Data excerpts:

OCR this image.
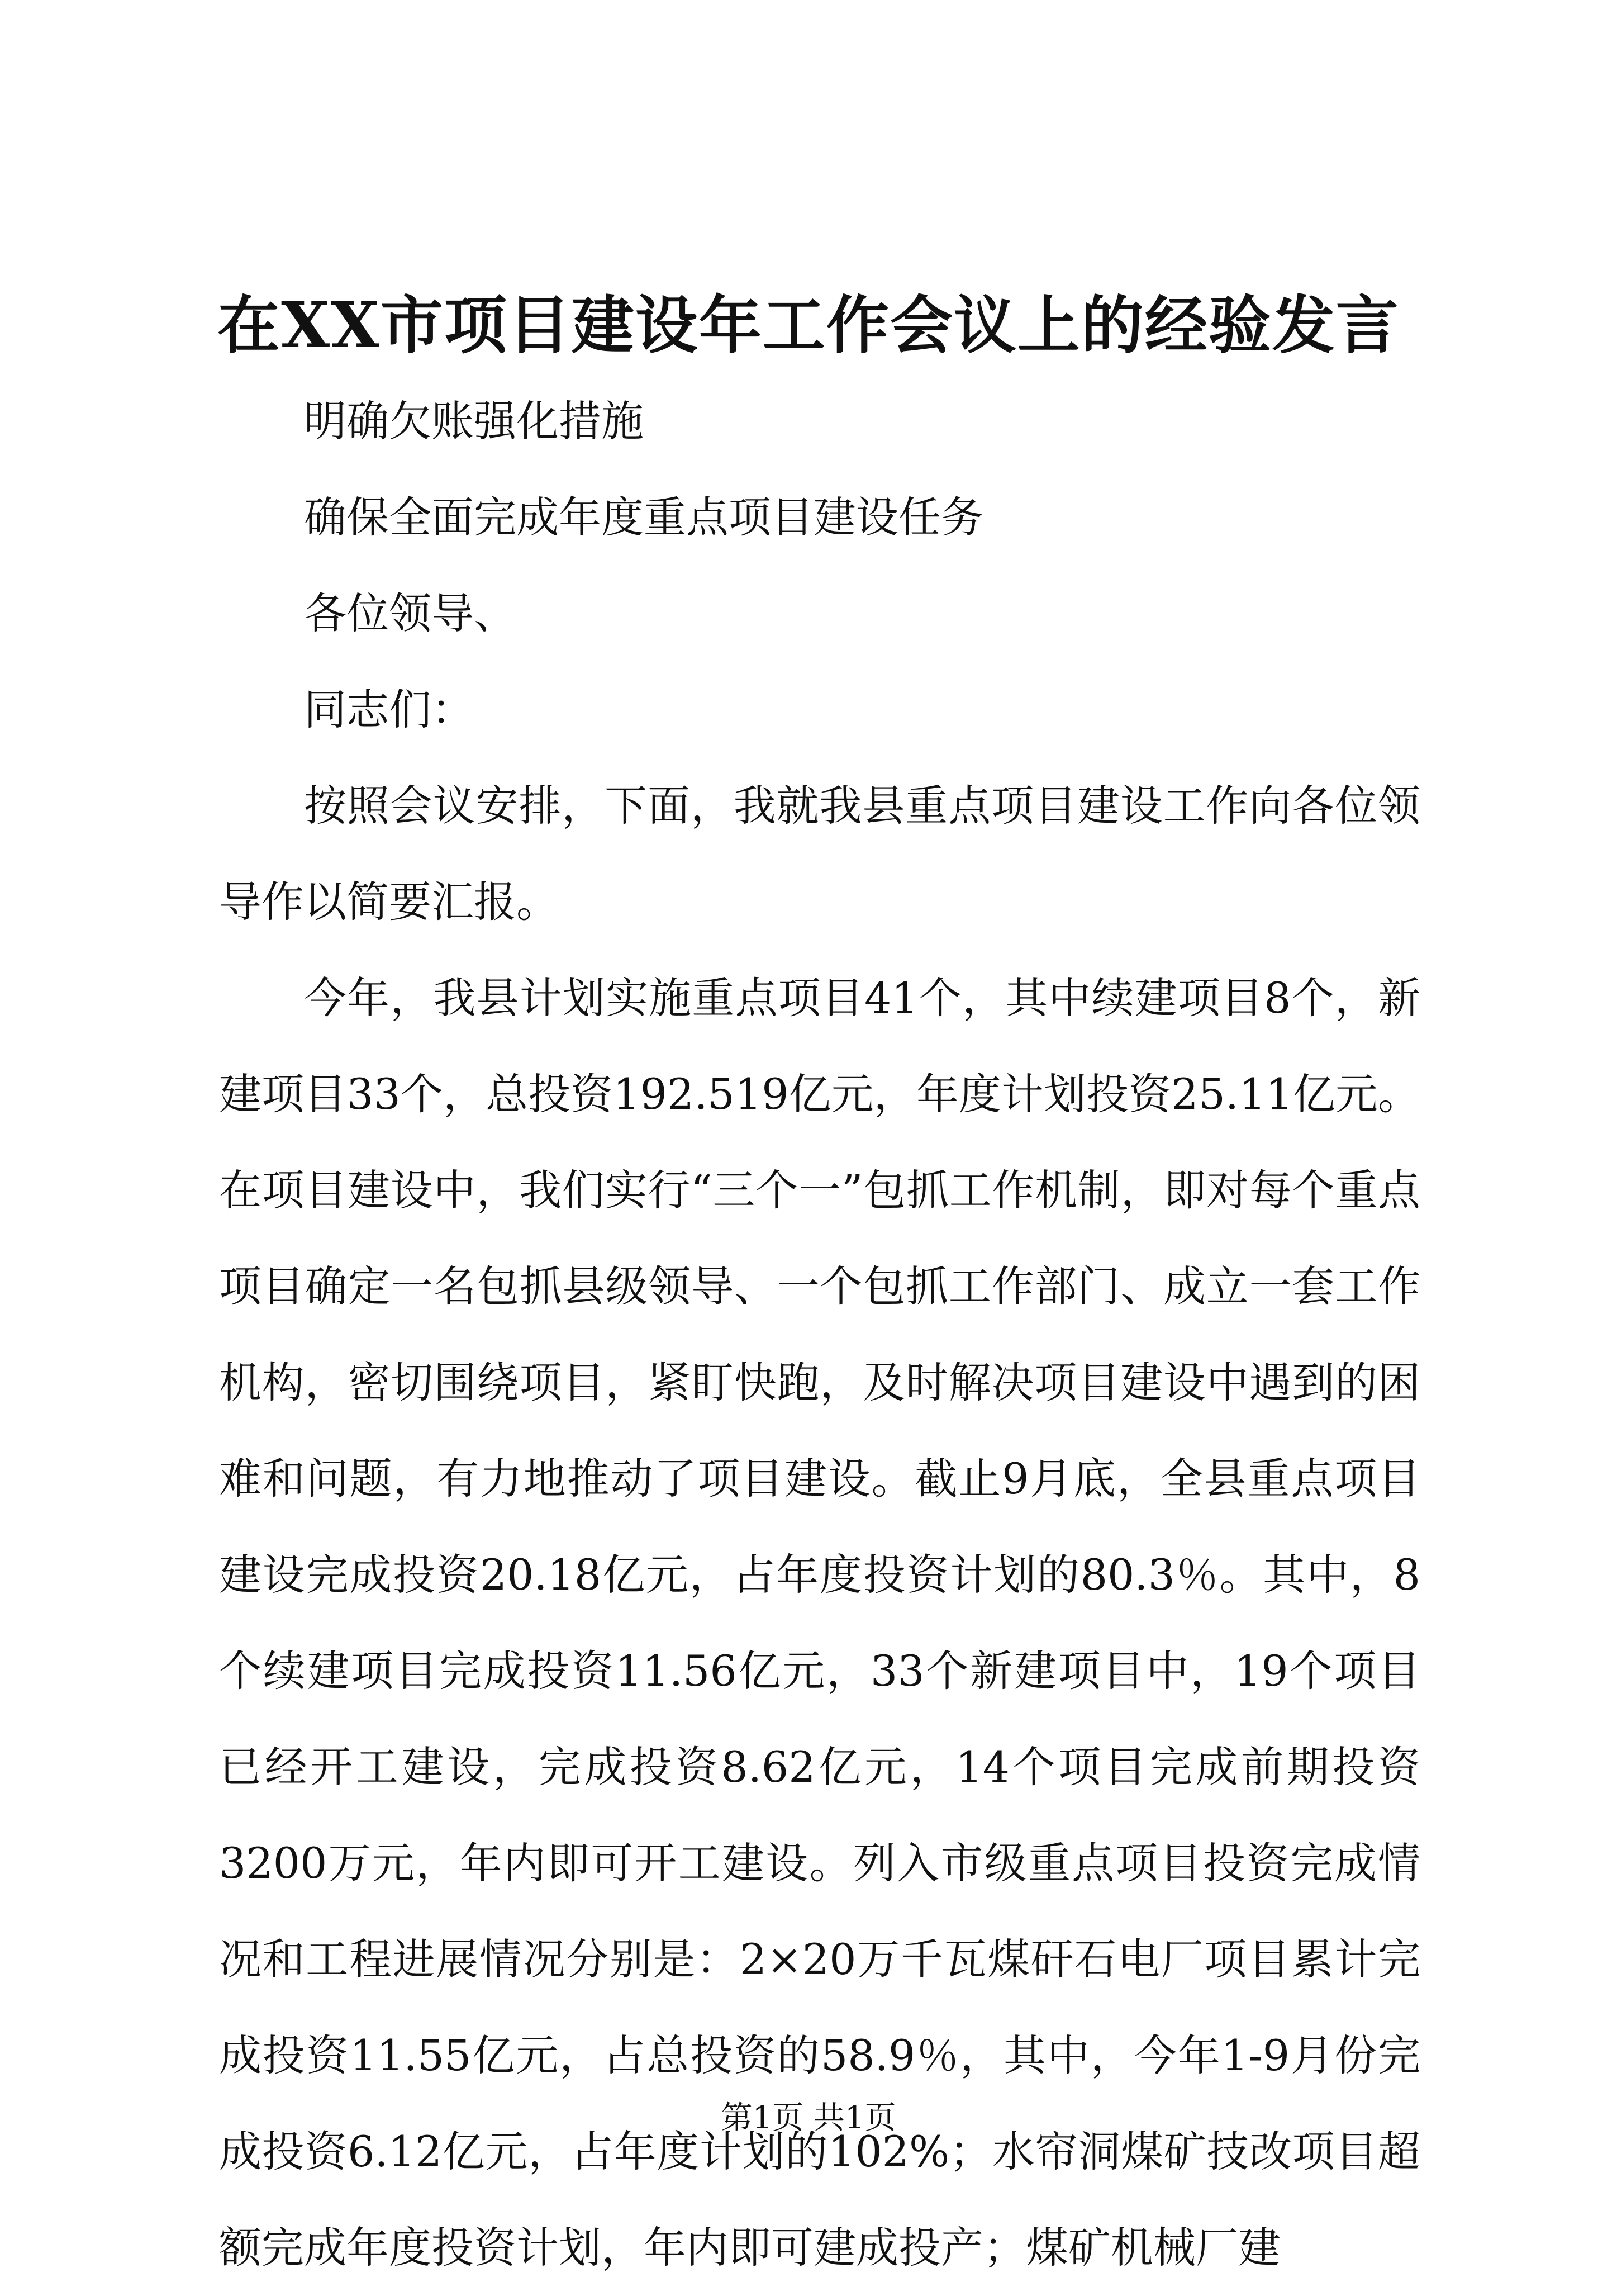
在XX市项目建设年工作会议上的经验发言

明确欠账强化措施

确保全面完成年度重点项目建设任务

各位领导、

同志们：

按照会议安排，下面，我就我县重点项目建设工作向各位领导作以简要汇报。

今年，我县计划实施重点项目41个，其中续建项目8个，新建项目33个，总投资192.519亿元，年度计划投资25.11亿元。在项目建设中，我们实行“三个一”包抓工作机制，即对每个重点项目确定一名包抓县级领导、一个包抓工作部门、成立一套工作机构，密切围绕项目，紧盯快跑，及时解决项目建设中遇到的困难和问题，有力地推动了项目建设。截止9月底，全县重点项目建设完成投资20.18亿元，占年度投资计划的80.3％。其中，8个续建项目完成投资11.56亿元，33个新建项目中，19个项目已经开工建设，完成投资8.62亿元，14个项目完成前期投资3200万元，年内即可开工建设。列入市级重点项目投资完成情况和工程进展情况分别是：2×20万千瓦煤矸石电厂项目累计完成投资11.55亿元，占总投资的58.9％，其中，今年1-9月份完成投资6.12亿元，占年度计划的102%；水帘洞煤矿技改项目超额完成年度投资计划，年内即可建成投产；煤矿机械厂建

第1页 共1页
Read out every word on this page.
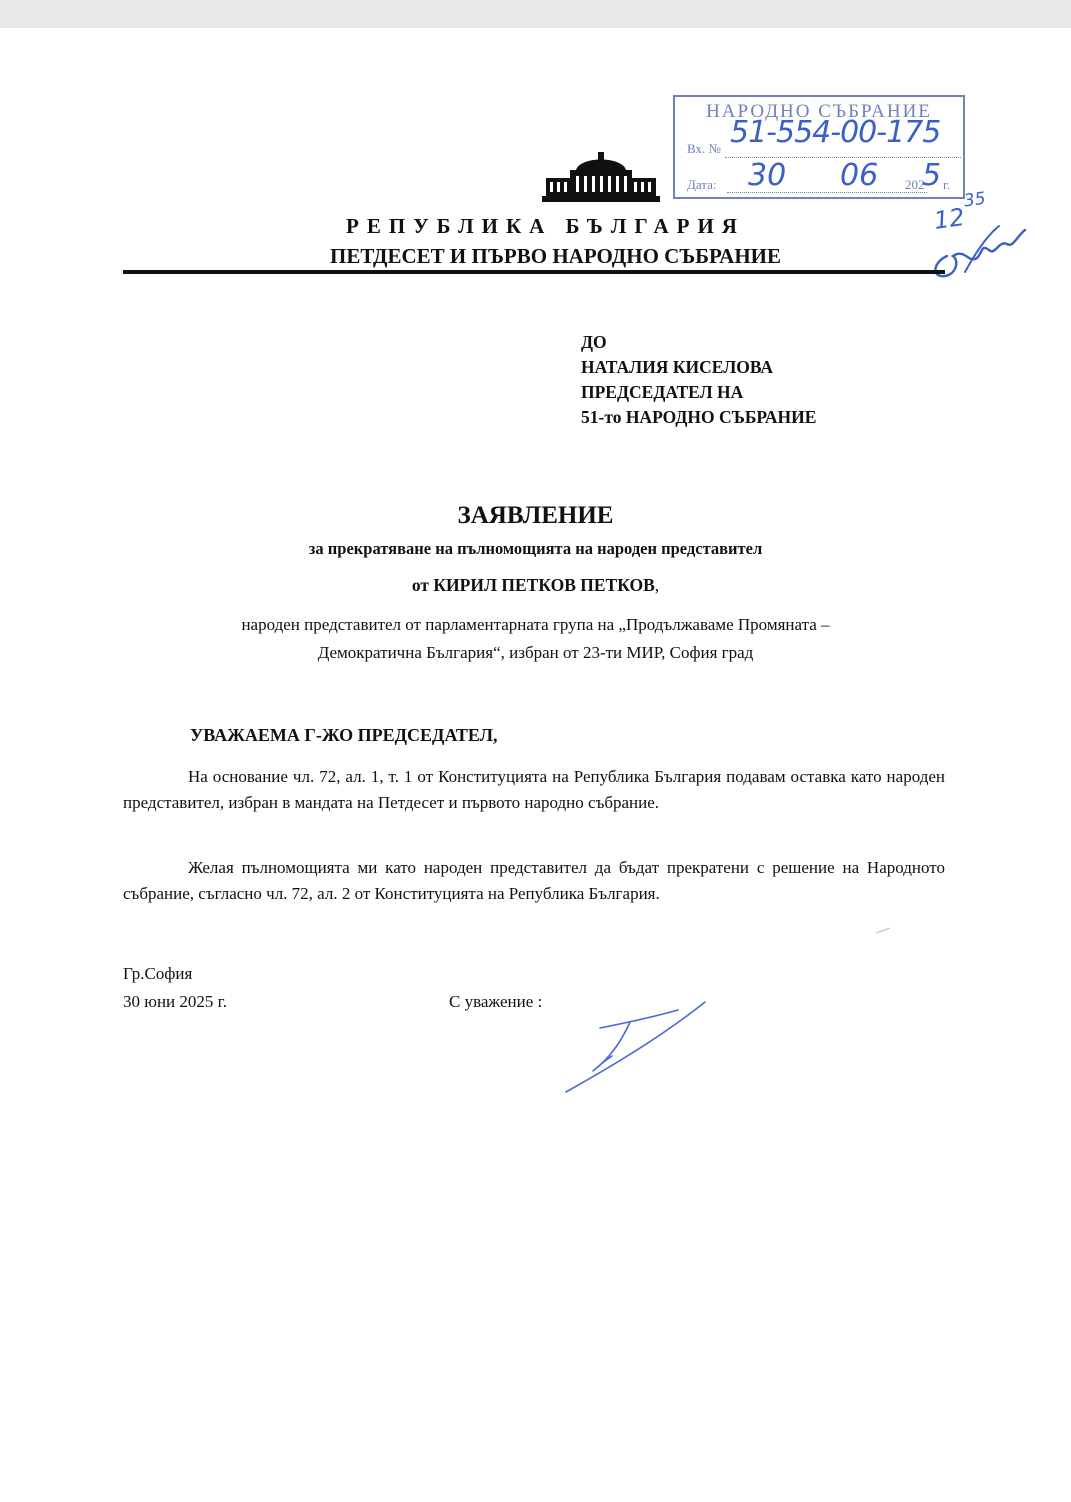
НАРОДНО СЪБРАНИЕ
Вх. №
Дата:	202 г.
51-554-00-175
30 06 5
12
35
РЕПУБЛИКА БЪЛГАРИЯ
ПЕТДЕСЕТ И ПЪРВО НАРОДНО СЪБРАНИЕ
ДО
НАТАЛИЯ КИСЕЛОВА
ПРЕДСЕДАТЕЛ НА
51-то НАРОДНО СЪБРАНИЕ
ЗАЯВЛЕНИЕ
за прекратяване на пълномощията на народен представител
от КИРИЛ ПЕТКОВ ПЕТКОВ,
народен представител от парламентарната група на „Продължаваме Промяната –
Демократична България“, избран от 23-ти МИР, София град
УВАЖАЕМА Г-ЖО ПРЕДСЕДАТЕЛ,
На основание чл. 72, ал. 1, т. 1 от Конституцията на Република България подавам оставка като народен представител, избран в мандата на Петдесет и първото народно събрание.
Желая пълномощията ми като народен представител да бъдат прекратени с решение на Народното събрание, съгласно чл. 72, ал. 2 от Конституцията на Република България.
Гр.София
30 юни 2025 г.	С уважение :
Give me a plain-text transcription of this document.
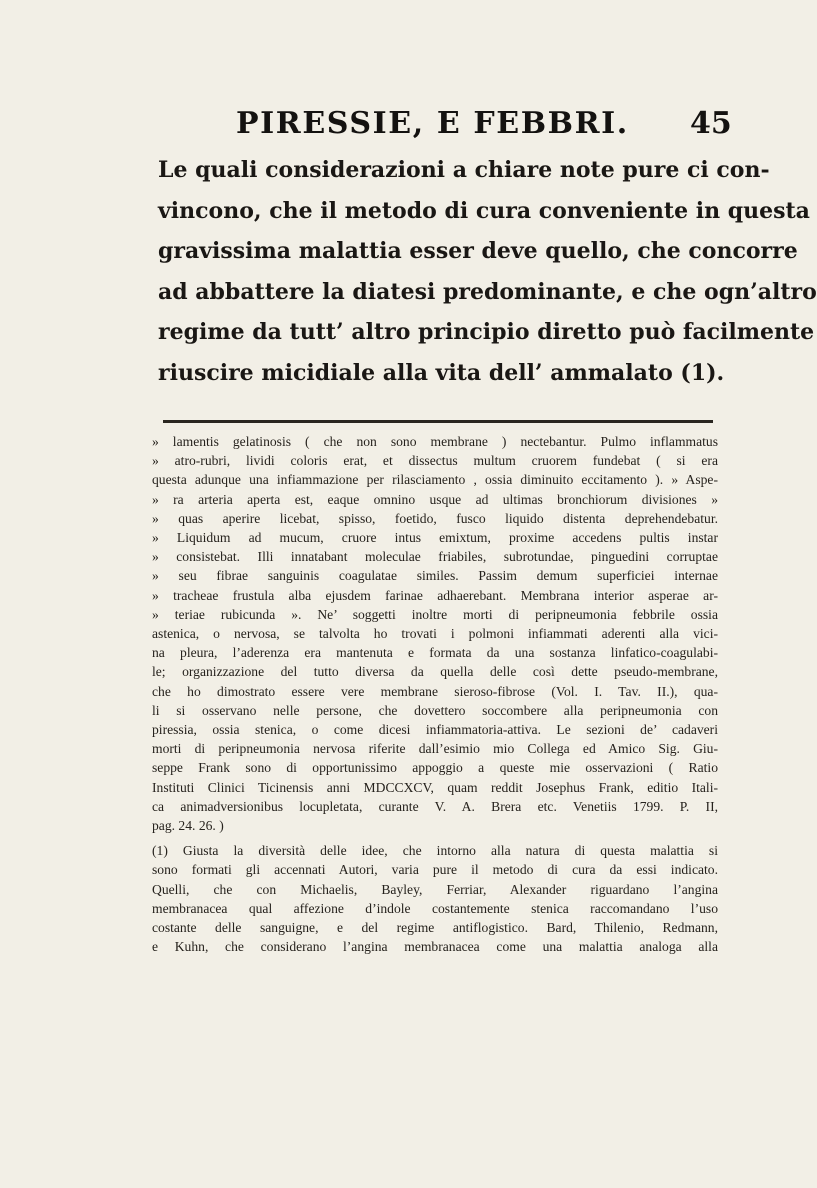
PIRESSIE, E FEBBRI. 45
Le quali considerazioni a chiare note pure ci con-
vincono, che il metodo di cura conveniente in questa
gravissima malattia esser deve quello, che concorre
ad abbattere la diatesi predominante, e che ogn’altro
regime da tutt’ altro principio diretto può facilmente
riuscire micidiale alla vita dell’ ammalato (1).
» lamentis gelatinosis ( che non sono membrane ) nectebantur. Pulmo inflammatus
» atro-rubri, lividi coloris erat, et dissectus multum cruorem fundebat ( si era
questa adunque una infiammazione per rilasciamento , ossia diminuito eccitamento ). » Aspe-
» ra arteria aperta est, eaque omnino usque ad ultimas bronchiorum divisiones »
» quas aperire licebat, spisso, foetido, fusco liquido distenta deprehendebatur.
» Liquidum ad mucum, cruore intus emixtum, proxime accedens pultis instar
» consistebat. Illi innatabant moleculae friabiles, subrotundae, pinguedini corruptae
» seu fibrae sanguinis coagulatae similes. Passim demum superficiei internae
» tracheae frustula alba ejusdem farinae adhaerebant. Membrana interior asperae ar-
» teriae rubicunda ». Ne’ soggetti inoltre morti di peripneumonia febbrile ossia
astenica, o nervosa, se talvolta ho trovati i polmoni infiammati aderenti alla vici-
na pleura, l’aderenza era mantenuta e formata da una sostanza linfatico-coagulabi-
le; organizzazione del tutto diversa da quella delle così dette pseudo-membrane,
che ho dimostrato essere vere membrane sieroso-fibrose (Vol. I. Tav. II.), qua-
li si osservano nelle persone, che dovettero soccombere alla peripneumonia con
piressia, ossia stenica, o come dicesi infiammatoria-attiva. Le sezioni de’ cadaveri
morti di peripneumonia nervosa riferite dall’esimio mio Collega ed Amico Sig. Giu-
seppe Frank sono di opportunissimo appoggio a queste mie osservazioni ( Ratio
Instituti Clinici Ticinensis anni MDCCXCV, quam reddit Josephus Frank, editio Itali-
ca animadversionibus locupletata, curante V. A. Brera etc. Venetiis 1799. P. II,
pag. 24. 26. )
(1) Giusta la diversità delle idee, che intorno alla natura di questa malattia si
sono formati gli accennati Autori, varia pure il metodo di cura da essi indicato.
Quelli, che con Michaelis, Bayley, Ferriar, Alexander riguardano l’angina
membranacea qual affezione d’indole costantemente stenica raccomandano l’uso
costante delle sanguigne, e del regime antiflogistico. Bard, Thilenio, Redmann,
e Kuhn, che considerano l’angina membranacea come una malattia analoga alla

Do this: Quote the records above exactly, leaving out any pictures.

Output of the task:
OCR this image.
在XX市项目建设年工作会议上的经验发言

明确欠账强化措施

确保全面完成年度重点项目建设任务

各位领导、

同志们：

按照会议安排，下面，我就我县重点项目建设工作向各位领导作以简要汇报。

今年，我县计划实施重点项目41个，其中续建项目8个，新建项目33个，总投资192.519亿元，年度计划投资25.11亿元。在项目建设中，我们实行“三个一”包抓工作机制，即对每个重点项目确定一名包抓县级领导、一个包抓工作部门、成立一套工作机构，密切围绕项目，紧盯快跑，及时解决项目建设中遇到的困难和问题，有力地推动了项目建设。截止9月底，全县重点项目建设完成投资20.18亿元，占年度投资计划的80.3％。其中，8个续建项目完成投资11.56亿元，33个新建项目中，19个项目已经开工建设，完成投资8.62亿元，14个项目完成前期投资3200万元，年内即可开工建设。列入市级重点项目投资完成情况和工程进展情况分别是：2×20万千瓦煤矸石电厂项目累计完成投资11.55亿元，占总投资的58.9％，其中，今年1-9月份完成投资6.12亿元，占年度计划的102%；水帘洞煤矿技改项目超额完成年度投资计划，年内即可建成投产；煤矿机械厂建

第1页 共1页
Read out every word on this page.
НАРОДНО СЪБРАНИЕ
Вх. №
Дата:	202 г.
51-554-00-175
30 06 5
12
35
РЕПУБЛИКА БЪЛГАРИЯ
ПЕТДЕСЕТ И ПЪРВО НАРОДНО СЪБРАНИЕ
ДО
НАТАЛИЯ КИСЕЛОВА
ПРЕДСЕДАТЕЛ НА
51-то НАРОДНО СЪБРАНИЕ
ЗАЯВЛЕНИЕ
за прекратяване на пълномощията на народен представител
от КИРИЛ ПЕТКОВ ПЕТКОВ,
народен представител от парламентарната група на „Продължаваме Промяната –
Демократична България“, избран от 23-ти МИР, София град
УВАЖАЕМА Г-ЖО ПРЕДСЕДАТЕЛ,
На основание чл. 72, ал. 1, т. 1 от Конституцията на Република България подавам оставка като народен представител, избран в мандата на Петдесет и първото народно събрание.
Желая пълномощията ми като народен представител да бъдат прекратени с решение на Народното събрание, съгласно чл. 72, ал. 2 от Конституцията на Република България.
Гр.София
30 юни 2025 г.	С уважение :
Give me a plain-text transcription of this document.
PIRESSIE, E FEBBRI. 45
Le quali considerazioni a chiare note pure ci con-
vincono, che il metodo di cura conveniente in questa
gravissima malattia esser deve quello, che concorre
ad abbattere la diatesi predominante, e che ogn’altro
regime da tutt’ altro principio diretto può facilmente
riuscire micidiale alla vita dell’ ammalato (1).
» lamentis gelatinosis ( che non sono membrane ) nectebantur. Pulmo inflammatus
» atro-rubri, lividi coloris erat, et dissectus multum cruorem fundebat ( si era
questa adunque una infiammazione per rilasciamento , ossia diminuito eccitamento ). » Aspe-
» ra arteria aperta est, eaque omnino usque ad ultimas bronchiorum divisiones »
» quas aperire licebat, spisso, foetido, fusco liquido distenta deprehendebatur.
» Liquidum ad mucum, cruore intus emixtum, proxime accedens pultis instar
» consistebat. Illi innatabant moleculae friabiles, subrotundae, pinguedini corruptae
» seu fibrae sanguinis coagulatae similes. Passim demum superficiei internae
» tracheae frustula alba ejusdem farinae adhaerebant. Membrana interior asperae ar-
» teriae rubicunda ». Ne’ soggetti inoltre morti di peripneumonia febbrile ossia
astenica, o nervosa, se talvolta ho trovati i polmoni infiammati aderenti alla vici-
na pleura, l’aderenza era mantenuta e formata da una sostanza linfatico-coagulabi-
le; organizzazione del tutto diversa da quella delle così dette pseudo-membrane,
che ho dimostrato essere vere membrane sieroso-fibrose (Vol. I. Tav. II.), qua-
li si osservano nelle persone, che dovettero soccombere alla peripneumonia con
piressia, ossia stenica, o come dicesi infiammatoria-attiva. Le sezioni de’ cadaveri
morti di peripneumonia nervosa riferite dall’esimio mio Collega ed Amico Sig. Giu-
seppe Frank sono di opportunissimo appoggio a queste mie osservazioni ( Ratio
Instituti Clinici Ticinensis anni MDCCXCV, quam reddit Josephus Frank, editio Itali-
ca animadversionibus locupletata, curante V. A. Brera etc. Venetiis 1799. P. II,
pag. 24. 26. )
(1) Giusta la diversità delle idee, che intorno alla natura di questa malattia si
sono formati gli accennati Autori, varia pure il metodo di cura da essi indicato.
Quelli, che con Michaelis, Bayley, Ferriar, Alexander riguardano l’angina
membranacea qual affezione d’indole costantemente stenica raccomandano l’uso
costante delle sanguigne, e del regime antiflogistico. Bard, Thilenio, Redmann,
e Kuhn, che considerano l’angina membranacea come una malattia analoga alla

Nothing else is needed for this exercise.